§ WHAT THE EXERCISE ASKS: Write out every entry word for word.
-- START MATERIAL SUPPLIED --
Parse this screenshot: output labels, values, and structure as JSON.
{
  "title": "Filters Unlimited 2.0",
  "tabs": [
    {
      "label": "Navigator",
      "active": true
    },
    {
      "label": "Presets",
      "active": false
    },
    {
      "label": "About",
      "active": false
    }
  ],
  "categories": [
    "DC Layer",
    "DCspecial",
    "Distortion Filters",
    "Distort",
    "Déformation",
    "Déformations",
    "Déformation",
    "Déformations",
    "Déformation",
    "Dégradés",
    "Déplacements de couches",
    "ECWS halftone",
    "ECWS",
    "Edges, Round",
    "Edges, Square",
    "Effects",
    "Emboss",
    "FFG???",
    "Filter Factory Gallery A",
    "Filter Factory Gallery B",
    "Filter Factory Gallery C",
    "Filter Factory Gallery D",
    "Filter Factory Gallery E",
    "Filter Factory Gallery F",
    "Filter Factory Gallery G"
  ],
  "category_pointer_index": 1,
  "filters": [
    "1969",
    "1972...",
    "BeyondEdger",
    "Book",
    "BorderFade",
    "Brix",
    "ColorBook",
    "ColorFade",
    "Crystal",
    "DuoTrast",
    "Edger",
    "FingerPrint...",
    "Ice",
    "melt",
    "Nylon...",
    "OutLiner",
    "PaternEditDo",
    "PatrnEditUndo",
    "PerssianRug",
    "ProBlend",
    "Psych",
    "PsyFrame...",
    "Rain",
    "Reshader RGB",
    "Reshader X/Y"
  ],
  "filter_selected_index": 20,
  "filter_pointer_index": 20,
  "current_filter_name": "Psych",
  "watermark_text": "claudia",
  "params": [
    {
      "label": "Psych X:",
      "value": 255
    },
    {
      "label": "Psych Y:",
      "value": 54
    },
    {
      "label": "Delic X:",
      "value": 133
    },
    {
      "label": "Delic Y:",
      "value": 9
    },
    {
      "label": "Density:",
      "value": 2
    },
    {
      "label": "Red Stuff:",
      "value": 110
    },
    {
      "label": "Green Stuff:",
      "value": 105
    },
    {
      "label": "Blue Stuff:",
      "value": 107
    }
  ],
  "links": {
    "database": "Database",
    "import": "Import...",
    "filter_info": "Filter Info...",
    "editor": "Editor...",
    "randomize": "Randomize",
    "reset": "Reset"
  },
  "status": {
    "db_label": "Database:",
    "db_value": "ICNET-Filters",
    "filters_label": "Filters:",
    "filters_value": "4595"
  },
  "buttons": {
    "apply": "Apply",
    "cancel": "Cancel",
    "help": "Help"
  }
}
-- END MATERIAL SUPPLIED --
§ SOLVED EXERCISE:
Parse this screenshot: output labels, values, and structure as JSON.
{
  "title": "Filters Unlimited 2.0",
  "tabs": [
    {
      "label": "Navigator",
      "active": true
    },
    {
      "label": "Presets",
      "active": false
    },
    {
      "label": "About",
      "active": false
    }
  ],
  "categories": [
    "DC Layer",
    "DCspecial",
    "Distortion Filters",
    "Distort",
    "Déformation",
    "Déformations",
    "Déformation",
    "Déformations",
    "Déformation",
    "Dégradés",
    "Déplacements de couches",
    "ECWS halftone",
    "ECWS",
    "Edges, Round",
    "Edges, Square",
    "Effects",
    "Emboss",
    "FFG???",
    "Filter Factory Gallery A",
    "Filter Factory Gallery B",
    "Filter Factory Gallery C",
    "Filter Factory Gallery D",
    "Filter Factory Gallery E",
    "Filter Factory Gallery F",
    "Filter Factory Gallery G"
  ],
  "category_pointer_index": 1,
  "filters": [
    "1969",
    "1972...",
    "BeyondEdger",
    "Book",
    "BorderFade",
    "Brix",
    "ColorBook",
    "ColorFade",
    "Crystal",
    "DuoTrast",
    "Edger",
    "FingerPrint...",
    "Ice",
    "melt",
    "Nylon...",
    "OutLiner",
    "PaternEditDo",
    "PatrnEditUndo",
    "PerssianRug",
    "ProBlend",
    "Psych",
    "PsyFrame...",
    "Rain",
    "Reshader RGB",
    "Reshader X/Y"
  ],
  "filter_selected_index": 20,
  "filter_pointer_index": 20,
  "current_filter_name": "Psych",
  "watermark_text": "claudia",
  "params": [
    {
      "label": "Psych X:",
      "value": 255
    },
    {
      "label": "Psych Y:",
      "value": 54
    },
    {
      "label": "Delic X:",
      "value": 133
    },
    {
      "label": "Delic Y:",
      "value": 9
    },
    {
      "label": "Density:",
      "value": 2
    },
    {
      "label": "Red Stuff:",
      "value": 110
    },
    {
      "label": "Green Stuff:",
      "value": 105
    },
    {
      "label": "Blue Stuff:",
      "value": 107
    }
  ],
  "links": {
    "database": "Database",
    "import": "Import...",
    "filter_info": "Filter Info...",
    "editor": "Editor...",
    "randomize": "Randomize",
    "reset": "Reset"
  },
  "status": {
    "db_label": "Database:",
    "db_value": "ICNET-Filters",
    "filters_label": "Filters:",
    "filters_value": "4595"
  },
  "buttons": {
    "apply": "Apply",
    "cancel": "Cancel",
    "help": "Help"
  }
}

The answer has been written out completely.